DATA ROWS
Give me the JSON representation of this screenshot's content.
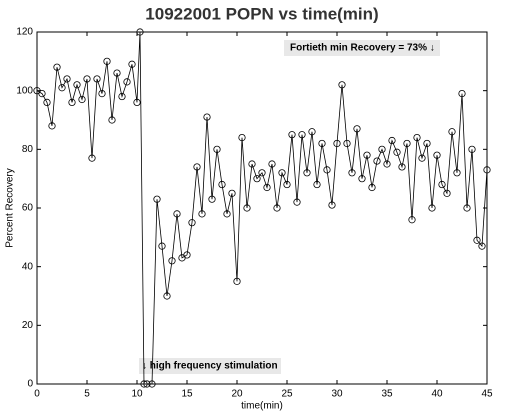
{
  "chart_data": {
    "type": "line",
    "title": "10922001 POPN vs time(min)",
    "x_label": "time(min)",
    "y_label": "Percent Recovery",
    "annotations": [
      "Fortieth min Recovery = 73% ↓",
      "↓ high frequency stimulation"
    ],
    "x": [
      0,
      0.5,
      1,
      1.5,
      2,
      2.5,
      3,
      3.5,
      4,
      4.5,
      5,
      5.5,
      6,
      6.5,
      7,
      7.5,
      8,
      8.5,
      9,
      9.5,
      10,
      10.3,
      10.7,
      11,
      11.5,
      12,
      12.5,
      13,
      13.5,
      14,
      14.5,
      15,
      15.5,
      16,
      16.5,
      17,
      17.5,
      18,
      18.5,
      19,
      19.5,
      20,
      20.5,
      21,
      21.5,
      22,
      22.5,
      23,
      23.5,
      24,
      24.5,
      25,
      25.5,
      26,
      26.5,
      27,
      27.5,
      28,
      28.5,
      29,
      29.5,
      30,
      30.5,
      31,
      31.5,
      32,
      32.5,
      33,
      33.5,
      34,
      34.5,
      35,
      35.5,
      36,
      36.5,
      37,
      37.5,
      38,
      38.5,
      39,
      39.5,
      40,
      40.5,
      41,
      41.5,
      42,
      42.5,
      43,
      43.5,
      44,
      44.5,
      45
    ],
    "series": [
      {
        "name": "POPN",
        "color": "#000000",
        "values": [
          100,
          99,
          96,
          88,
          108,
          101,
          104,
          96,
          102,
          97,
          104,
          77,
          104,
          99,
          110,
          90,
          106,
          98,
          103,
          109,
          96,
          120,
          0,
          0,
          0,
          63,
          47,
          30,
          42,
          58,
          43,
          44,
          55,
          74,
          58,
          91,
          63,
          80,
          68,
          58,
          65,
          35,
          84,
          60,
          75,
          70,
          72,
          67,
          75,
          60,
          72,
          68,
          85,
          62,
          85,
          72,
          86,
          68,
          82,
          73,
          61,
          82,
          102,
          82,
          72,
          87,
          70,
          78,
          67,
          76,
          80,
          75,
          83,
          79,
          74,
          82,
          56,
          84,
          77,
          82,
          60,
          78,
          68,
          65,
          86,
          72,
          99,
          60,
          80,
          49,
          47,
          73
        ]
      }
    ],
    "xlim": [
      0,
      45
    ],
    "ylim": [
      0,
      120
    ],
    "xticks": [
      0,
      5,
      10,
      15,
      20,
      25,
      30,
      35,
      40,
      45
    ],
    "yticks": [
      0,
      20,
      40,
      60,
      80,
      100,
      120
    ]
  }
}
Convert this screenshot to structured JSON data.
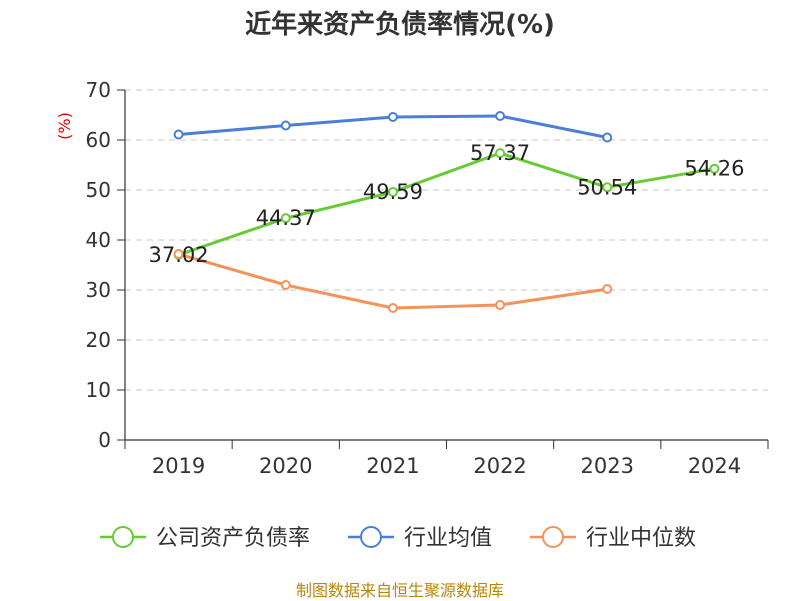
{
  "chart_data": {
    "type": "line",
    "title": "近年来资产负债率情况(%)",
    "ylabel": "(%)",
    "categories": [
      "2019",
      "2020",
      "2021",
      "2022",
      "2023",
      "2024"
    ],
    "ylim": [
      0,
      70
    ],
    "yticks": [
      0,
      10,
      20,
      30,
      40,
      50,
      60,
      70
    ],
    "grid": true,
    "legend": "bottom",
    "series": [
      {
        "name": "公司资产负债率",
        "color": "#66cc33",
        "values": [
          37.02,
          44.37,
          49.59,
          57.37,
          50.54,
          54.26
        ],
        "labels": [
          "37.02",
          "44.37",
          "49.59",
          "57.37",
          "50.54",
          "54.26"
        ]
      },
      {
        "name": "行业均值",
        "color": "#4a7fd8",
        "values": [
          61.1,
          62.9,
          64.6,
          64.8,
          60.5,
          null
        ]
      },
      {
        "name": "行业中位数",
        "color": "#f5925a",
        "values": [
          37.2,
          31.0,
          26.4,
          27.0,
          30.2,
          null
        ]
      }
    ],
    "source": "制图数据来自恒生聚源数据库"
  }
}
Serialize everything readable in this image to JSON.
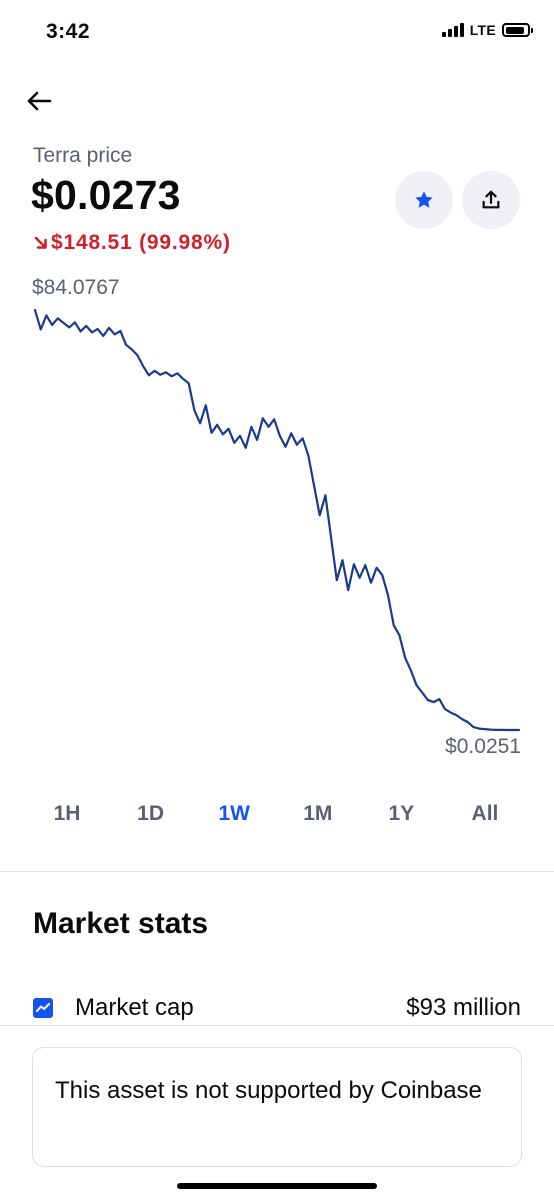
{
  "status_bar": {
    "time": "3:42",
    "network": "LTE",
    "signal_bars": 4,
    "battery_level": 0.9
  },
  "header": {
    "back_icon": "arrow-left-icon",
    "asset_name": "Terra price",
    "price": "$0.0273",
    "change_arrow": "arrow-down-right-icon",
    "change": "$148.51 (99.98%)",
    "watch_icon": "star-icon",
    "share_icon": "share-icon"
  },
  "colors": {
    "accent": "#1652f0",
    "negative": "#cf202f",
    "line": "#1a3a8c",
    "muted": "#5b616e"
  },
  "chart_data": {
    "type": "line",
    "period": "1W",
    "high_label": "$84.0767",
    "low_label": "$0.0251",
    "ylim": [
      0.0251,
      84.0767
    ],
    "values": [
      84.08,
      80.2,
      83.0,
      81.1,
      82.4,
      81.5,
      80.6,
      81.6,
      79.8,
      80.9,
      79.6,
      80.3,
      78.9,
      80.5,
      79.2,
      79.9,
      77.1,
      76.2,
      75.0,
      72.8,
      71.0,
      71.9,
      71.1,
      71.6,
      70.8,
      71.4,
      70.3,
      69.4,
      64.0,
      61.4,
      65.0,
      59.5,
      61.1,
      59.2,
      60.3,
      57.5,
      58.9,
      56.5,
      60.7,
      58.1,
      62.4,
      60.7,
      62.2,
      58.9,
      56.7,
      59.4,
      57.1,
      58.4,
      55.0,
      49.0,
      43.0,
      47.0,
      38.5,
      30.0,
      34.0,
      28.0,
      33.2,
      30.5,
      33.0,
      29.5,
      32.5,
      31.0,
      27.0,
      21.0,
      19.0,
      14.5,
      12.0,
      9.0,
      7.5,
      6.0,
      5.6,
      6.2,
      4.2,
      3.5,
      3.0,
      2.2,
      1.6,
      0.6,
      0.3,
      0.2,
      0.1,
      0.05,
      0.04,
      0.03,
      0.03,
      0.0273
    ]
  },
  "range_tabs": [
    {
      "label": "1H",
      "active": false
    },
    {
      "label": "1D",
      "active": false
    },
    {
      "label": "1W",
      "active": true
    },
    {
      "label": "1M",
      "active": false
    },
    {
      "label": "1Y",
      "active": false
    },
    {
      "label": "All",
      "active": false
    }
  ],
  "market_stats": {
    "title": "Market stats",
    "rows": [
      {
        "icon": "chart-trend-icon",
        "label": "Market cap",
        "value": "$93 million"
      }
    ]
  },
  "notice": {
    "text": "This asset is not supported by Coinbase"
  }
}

--

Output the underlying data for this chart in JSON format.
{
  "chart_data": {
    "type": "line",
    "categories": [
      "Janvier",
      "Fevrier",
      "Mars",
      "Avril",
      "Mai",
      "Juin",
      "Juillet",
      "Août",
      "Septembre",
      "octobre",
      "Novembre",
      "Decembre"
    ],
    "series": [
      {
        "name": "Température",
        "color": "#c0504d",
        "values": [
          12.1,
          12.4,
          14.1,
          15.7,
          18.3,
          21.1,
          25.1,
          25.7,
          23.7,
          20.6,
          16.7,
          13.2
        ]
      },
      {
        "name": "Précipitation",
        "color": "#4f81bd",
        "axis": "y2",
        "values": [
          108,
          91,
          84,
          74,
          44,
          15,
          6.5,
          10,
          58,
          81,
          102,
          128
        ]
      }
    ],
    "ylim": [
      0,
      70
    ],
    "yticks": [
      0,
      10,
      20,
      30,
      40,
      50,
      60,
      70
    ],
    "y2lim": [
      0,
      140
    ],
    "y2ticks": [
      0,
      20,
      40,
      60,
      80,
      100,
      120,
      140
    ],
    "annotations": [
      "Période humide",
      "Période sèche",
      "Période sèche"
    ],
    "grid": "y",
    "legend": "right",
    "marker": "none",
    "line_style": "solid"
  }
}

SHORT TASK
Out of the records, collect only those lines that contain the string "POPN".

ANSWER TO THIS TASK
    "title": "10922001 POPN vs time(min)",
        "name": "POPN",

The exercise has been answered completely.